● **Directions for this task**
Scan the data below. Pull out each line where "value" occurs.

● **Supplied records**
▽
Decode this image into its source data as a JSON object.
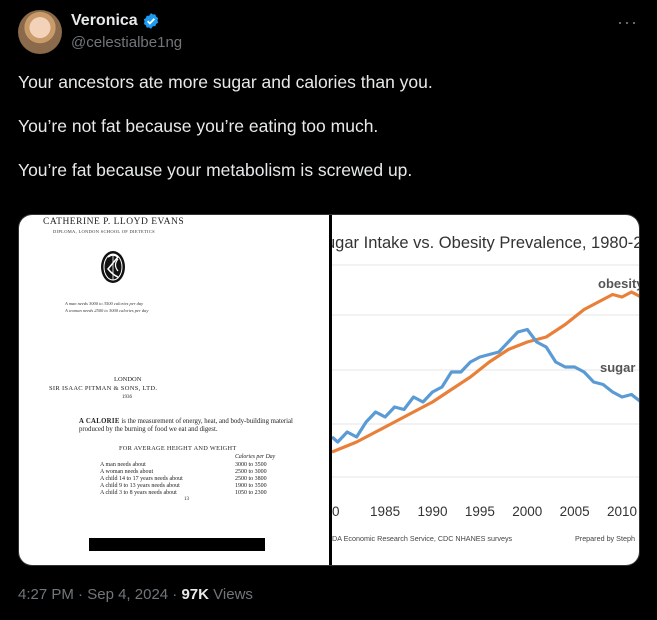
{
  "user": {
    "name": "Veronica",
    "handle": "@celestialbe1ng"
  },
  "tweet": {
    "lines": [
      "Your ancestors ate more sugar and calories than you.",
      "You’re not fat because you’re eating too much.",
      "You’re fat because your metabolism is screwed up."
    ]
  },
  "document": {
    "author": "CATHERINE P. LLOYD EVANS",
    "diploma": "DIPLOMA, LONDON SCHOOL OF DIETETICS",
    "note_man": "A man needs 3000 to 3500 calories per day",
    "note_woman": "A woman needs 2500 to 3000 calories per day",
    "city": "LONDON",
    "publisher": "SIR ISAAC PITMAN & SONS, LTD.",
    "year": "1936",
    "calorie_lead": "A CALORIE",
    "calorie_def": " is the measurement of energy, heat, and body-building material produced by the burning of food we eat and digest.",
    "table_title": "FOR AVERAGE HEIGHT AND WEIGHT",
    "table_col_header": "Calories per Day",
    "table_rows": [
      {
        "label": "A man needs about",
        "value": "3000 to 3500"
      },
      {
        "label": "A woman needs about",
        "value": "2500 to 3000"
      },
      {
        "label": "A child 14 to 17 years needs about",
        "value": "2500 to 3800"
      },
      {
        "label": "A child 9 to 13 years needs about",
        "value": "1900 to 3500"
      },
      {
        "label": "A child 3 to 8 years needs about",
        "value": "1050 to 2300"
      }
    ],
    "page_number": "13"
  },
  "chart_data": {
    "type": "line",
    "title": "ugar Intake vs. Obesity Prevalence, 1980-2",
    "x_ticks": [
      "0",
      "1985",
      "1990",
      "1995",
      "2000",
      "2005",
      "2010"
    ],
    "xlim": [
      1979.4,
      2012
    ],
    "series": [
      {
        "name": "obesity",
        "color": "#e8803a",
        "x": [
          1979.4,
          1982,
          1984,
          1986,
          1988,
          1990,
          1992,
          1994,
          1996,
          1998,
          2000,
          2002,
          2004,
          2006,
          2008,
          2009,
          2010,
          2011,
          2012
        ],
        "y": [
          15,
          17,
          19,
          21,
          23,
          25,
          27.5,
          30,
          33,
          35.5,
          37,
          38,
          40.5,
          43.5,
          45.5,
          46.5,
          46,
          47,
          46
        ]
      },
      {
        "name": "sugar",
        "color": "#5b9bd5",
        "x": [
          1979.4,
          1980,
          1981,
          1982,
          1983,
          1984,
          1985,
          1986,
          1987,
          1988,
          1989,
          1990,
          1991,
          1992,
          1993,
          1994,
          1995,
          1996,
          1997,
          1998,
          1999,
          2000,
          2001,
          2002,
          2003,
          2004,
          2005,
          2006,
          2007,
          2008,
          2009,
          2010,
          2011,
          2012
        ],
        "y": [
          18,
          17,
          19,
          18,
          21,
          23,
          22,
          24,
          23.5,
          26,
          25,
          27,
          28,
          31,
          31,
          33,
          34,
          34.5,
          35,
          37,
          39,
          39.5,
          37,
          36,
          33,
          32,
          32,
          31,
          29,
          28.5,
          27,
          26,
          26.5,
          25
        ]
      }
    ],
    "source": "DA Economic Research Service, CDC NHANES surveys",
    "credit": "Prepared by Steph"
  },
  "footer": {
    "time": "4:27 PM",
    "date": "Sep 4, 2024",
    "views_count": "97K",
    "views_label": "Views"
  },
  "colors": {
    "verified": "#1d9bf0",
    "secondary_text": "#71767b"
  }
}
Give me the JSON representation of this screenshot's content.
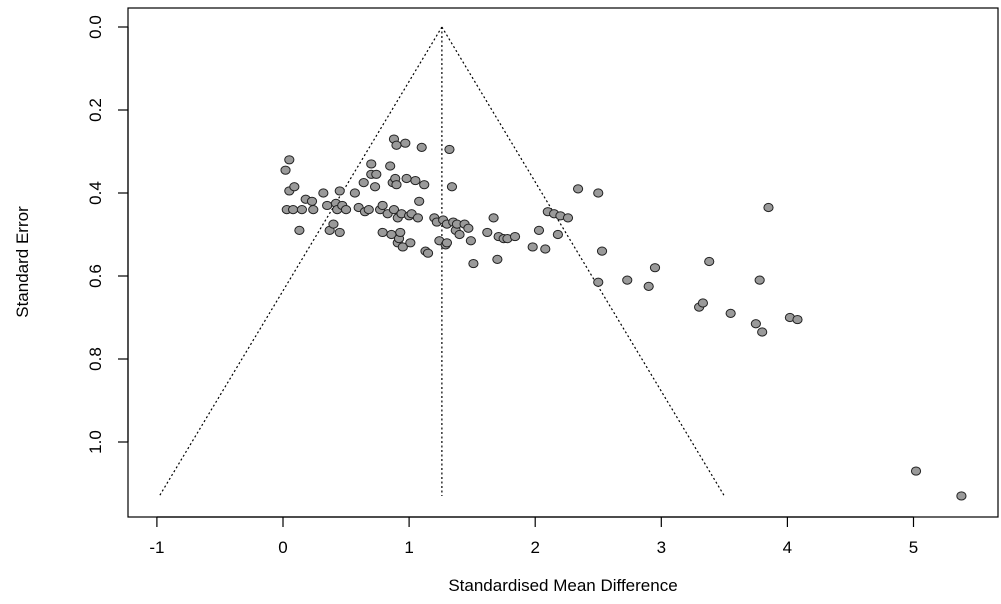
{
  "chart_data": {
    "type": "scatter",
    "subtype": "funnel-plot",
    "title": "",
    "xlabel": "Standardised Mean Difference",
    "ylabel": "Standard Error",
    "xlim": [
      -1.0,
      5.6
    ],
    "ylim": [
      1.15,
      0.0
    ],
    "y_reversed": true,
    "x_ticks": [
      -1,
      0,
      1,
      2,
      3,
      4,
      5
    ],
    "x_tick_labels": [
      "-1",
      "0",
      "1",
      "2",
      "3",
      "4",
      "5"
    ],
    "y_ticks": [
      0.0,
      0.2,
      0.4,
      0.6,
      0.8,
      1.0
    ],
    "y_tick_labels": [
      "0.0",
      "0.2",
      "0.4",
      "0.6",
      "0.8",
      "1.0"
    ],
    "grid": false,
    "legend": "none",
    "pooled_estimate": 1.26,
    "funnel_max_se": 1.13,
    "funnel_left_at_max_se": -0.98,
    "funnel_right_at_max_se": 3.5,
    "point_color": "#9a9a9a",
    "points": [
      {
        "x": 0.02,
        "y": 0.345
      },
      {
        "x": 0.05,
        "y": 0.32
      },
      {
        "x": 0.05,
        "y": 0.395
      },
      {
        "x": 0.09,
        "y": 0.385
      },
      {
        "x": 0.03,
        "y": 0.44
      },
      {
        "x": 0.08,
        "y": 0.44
      },
      {
        "x": 0.13,
        "y": 0.49
      },
      {
        "x": 0.15,
        "y": 0.44
      },
      {
        "x": 0.18,
        "y": 0.415
      },
      {
        "x": 0.23,
        "y": 0.42
      },
      {
        "x": 0.24,
        "y": 0.44
      },
      {
        "x": 0.32,
        "y": 0.4
      },
      {
        "x": 0.35,
        "y": 0.43
      },
      {
        "x": 0.37,
        "y": 0.49
      },
      {
        "x": 0.4,
        "y": 0.475
      },
      {
        "x": 0.42,
        "y": 0.425
      },
      {
        "x": 0.43,
        "y": 0.44
      },
      {
        "x": 0.45,
        "y": 0.395
      },
      {
        "x": 0.47,
        "y": 0.43
      },
      {
        "x": 0.5,
        "y": 0.44
      },
      {
        "x": 0.45,
        "y": 0.495
      },
      {
        "x": 0.57,
        "y": 0.4
      },
      {
        "x": 0.6,
        "y": 0.435
      },
      {
        "x": 0.64,
        "y": 0.375
      },
      {
        "x": 0.65,
        "y": 0.445
      },
      {
        "x": 0.68,
        "y": 0.44
      },
      {
        "x": 0.7,
        "y": 0.33
      },
      {
        "x": 0.7,
        "y": 0.355
      },
      {
        "x": 0.73,
        "y": 0.385
      },
      {
        "x": 0.74,
        "y": 0.355
      },
      {
        "x": 0.77,
        "y": 0.44
      },
      {
        "x": 0.79,
        "y": 0.43
      },
      {
        "x": 0.79,
        "y": 0.495
      },
      {
        "x": 0.83,
        "y": 0.45
      },
      {
        "x": 0.85,
        "y": 0.335
      },
      {
        "x": 0.86,
        "y": 0.5
      },
      {
        "x": 0.87,
        "y": 0.375
      },
      {
        "x": 0.88,
        "y": 0.27
      },
      {
        "x": 0.88,
        "y": 0.44
      },
      {
        "x": 0.89,
        "y": 0.365
      },
      {
        "x": 0.9,
        "y": 0.38
      },
      {
        "x": 0.9,
        "y": 0.285
      },
      {
        "x": 0.91,
        "y": 0.46
      },
      {
        "x": 0.91,
        "y": 0.52
      },
      {
        "x": 0.92,
        "y": 0.51
      },
      {
        "x": 0.93,
        "y": 0.495
      },
      {
        "x": 0.94,
        "y": 0.45
      },
      {
        "x": 0.95,
        "y": 0.53
      },
      {
        "x": 0.97,
        "y": 0.28
      },
      {
        "x": 0.98,
        "y": 0.365
      },
      {
        "x": 1.0,
        "y": 0.455
      },
      {
        "x": 1.01,
        "y": 0.52
      },
      {
        "x": 1.02,
        "y": 0.45
      },
      {
        "x": 1.05,
        "y": 0.37
      },
      {
        "x": 1.07,
        "y": 0.46
      },
      {
        "x": 1.08,
        "y": 0.42
      },
      {
        "x": 1.1,
        "y": 0.29
      },
      {
        "x": 1.12,
        "y": 0.38
      },
      {
        "x": 1.13,
        "y": 0.54
      },
      {
        "x": 1.15,
        "y": 0.545
      },
      {
        "x": 1.2,
        "y": 0.46
      },
      {
        "x": 1.22,
        "y": 0.47
      },
      {
        "x": 1.24,
        "y": 0.515
      },
      {
        "x": 1.27,
        "y": 0.465
      },
      {
        "x": 1.29,
        "y": 0.525
      },
      {
        "x": 1.3,
        "y": 0.52
      },
      {
        "x": 1.3,
        "y": 0.475
      },
      {
        "x": 1.32,
        "y": 0.295
      },
      {
        "x": 1.34,
        "y": 0.385
      },
      {
        "x": 1.35,
        "y": 0.47
      },
      {
        "x": 1.37,
        "y": 0.49
      },
      {
        "x": 1.38,
        "y": 0.475
      },
      {
        "x": 1.4,
        "y": 0.5
      },
      {
        "x": 1.44,
        "y": 0.475
      },
      {
        "x": 1.47,
        "y": 0.485
      },
      {
        "x": 1.49,
        "y": 0.515
      },
      {
        "x": 1.51,
        "y": 0.57
      },
      {
        "x": 1.62,
        "y": 0.495
      },
      {
        "x": 1.67,
        "y": 0.46
      },
      {
        "x": 1.7,
        "y": 0.56
      },
      {
        "x": 1.71,
        "y": 0.505
      },
      {
        "x": 1.75,
        "y": 0.51
      },
      {
        "x": 1.78,
        "y": 0.51
      },
      {
        "x": 1.84,
        "y": 0.505
      },
      {
        "x": 1.98,
        "y": 0.53
      },
      {
        "x": 2.03,
        "y": 0.49
      },
      {
        "x": 2.08,
        "y": 0.535
      },
      {
        "x": 2.1,
        "y": 0.445
      },
      {
        "x": 2.15,
        "y": 0.45
      },
      {
        "x": 2.18,
        "y": 0.5
      },
      {
        "x": 2.2,
        "y": 0.455
      },
      {
        "x": 2.26,
        "y": 0.46
      },
      {
        "x": 2.34,
        "y": 0.39
      },
      {
        "x": 2.5,
        "y": 0.4
      },
      {
        "x": 2.5,
        "y": 0.615
      },
      {
        "x": 2.53,
        "y": 0.54
      },
      {
        "x": 2.73,
        "y": 0.61
      },
      {
        "x": 2.9,
        "y": 0.625
      },
      {
        "x": 2.95,
        "y": 0.58
      },
      {
        "x": 3.3,
        "y": 0.675
      },
      {
        "x": 3.33,
        "y": 0.665
      },
      {
        "x": 3.38,
        "y": 0.565
      },
      {
        "x": 3.55,
        "y": 0.69
      },
      {
        "x": 3.75,
        "y": 0.715
      },
      {
        "x": 3.78,
        "y": 0.61
      },
      {
        "x": 3.8,
        "y": 0.735
      },
      {
        "x": 3.85,
        "y": 0.435
      },
      {
        "x": 4.02,
        "y": 0.7
      },
      {
        "x": 4.08,
        "y": 0.705
      },
      {
        "x": 5.02,
        "y": 1.07
      },
      {
        "x": 5.38,
        "y": 1.13
      }
    ]
  }
}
△
● **Exercise output**
        "value": "3000 to 3500"
        "value": "2500 to 3000"
        "value": "2500 to 3800"
        "value": "1900 to 3500"
        "value": "1050 to 2300"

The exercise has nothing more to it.